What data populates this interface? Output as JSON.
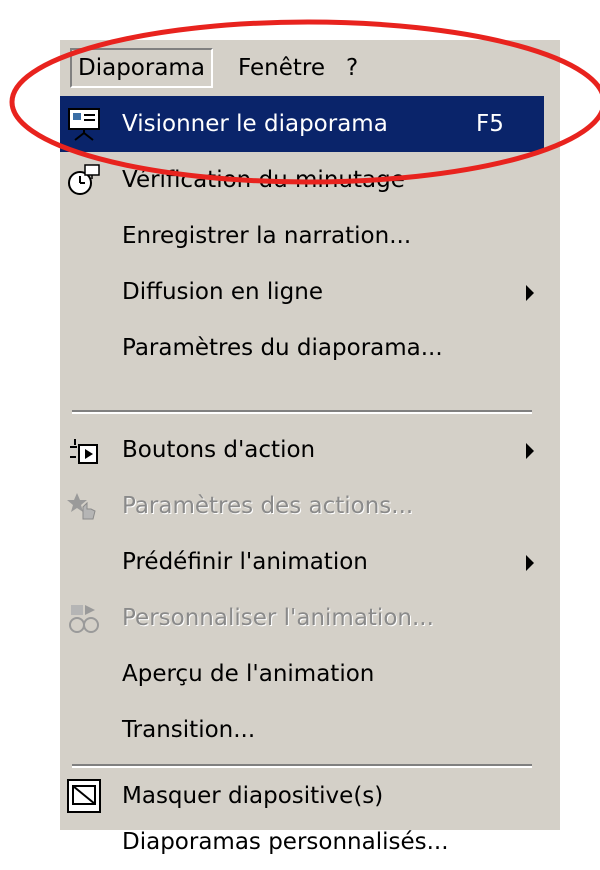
{
  "menubar": {
    "items": [
      {
        "label": "Diaporama",
        "open": true
      },
      {
        "label": "Fenêtre",
        "open": false
      },
      {
        "label": "?",
        "open": false
      }
    ]
  },
  "menu": {
    "items": [
      {
        "label": "Visionner le diaporama",
        "shortcut": "F5",
        "icon": "slideshow-projector-icon",
        "selected": true
      },
      {
        "label": "Vérification du minutage",
        "icon": "rehearse-timings-icon"
      },
      {
        "label": "Enregistrer la narration..."
      },
      {
        "label": "Diffusion en ligne",
        "submenu": true
      },
      {
        "label": "Paramètres du diaporama..."
      },
      {
        "label": "Boutons d'action",
        "icon": "action-buttons-icon",
        "submenu": true
      },
      {
        "label": "Paramètres des actions...",
        "icon": "action-settings-icon",
        "disabled": true
      },
      {
        "label": "Prédéfinir l'animation",
        "submenu": true
      },
      {
        "label": "Personnaliser l'animation...",
        "icon": "custom-animation-icon",
        "disabled": true
      },
      {
        "label": "Aperçu de l'animation"
      },
      {
        "label": "Transition..."
      },
      {
        "label": "Masquer diapositive(s)",
        "icon": "hide-slide-icon"
      },
      {
        "label": "Diaporamas personnalisés..."
      }
    ]
  },
  "colors": {
    "menu_background": "#d4d0c8",
    "highlight": "#0a246a",
    "highlight_text": "#ffffff",
    "disabled_text": "#8a8a8a",
    "annotation": "#e8231e"
  }
}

= = = = = = =

• [Given request]: Repeat all of the records verbatim, leaving out the pictures.

• [Task response]:
What data populates this interface? Output as JSON.
{
  "menubar": {
    "items": [
      {
        "label": "Diaporama",
        "open": true
      },
      {
        "label": "Fenêtre",
        "open": false
      },
      {
        "label": "?",
        "open": false
      }
    ]
  },
  "menu": {
    "items": [
      {
        "label": "Visionner le diaporama",
        "shortcut": "F5",
        "icon": "slideshow-projector-icon",
        "selected": true
      },
      {
        "label": "Vérification du minutage",
        "icon": "rehearse-timings-icon"
      },
      {
        "label": "Enregistrer la narration..."
      },
      {
        "label": "Diffusion en ligne",
        "submenu": true
      },
      {
        "label": "Paramètres du diaporama..."
      },
      {
        "label": "Boutons d'action",
        "icon": "action-buttons-icon",
        "submenu": true
      },
      {
        "label": "Paramètres des actions...",
        "icon": "action-settings-icon",
        "disabled": true
      },
      {
        "label": "Prédéfinir l'animation",
        "submenu": true
      },
      {
        "label": "Personnaliser l'animation...",
        "icon": "custom-animation-icon",
        "disabled": true
      },
      {
        "label": "Aperçu de l'animation"
      },
      {
        "label": "Transition..."
      },
      {
        "label": "Masquer diapositive(s)",
        "icon": "hide-slide-icon"
      },
      {
        "label": "Diaporamas personnalisés..."
      }
    ]
  },
  "colors": {
    "menu_background": "#d4d0c8",
    "highlight": "#0a246a",
    "highlight_text": "#ffffff",
    "disabled_text": "#8a8a8a",
    "annotation": "#e8231e"
  }
}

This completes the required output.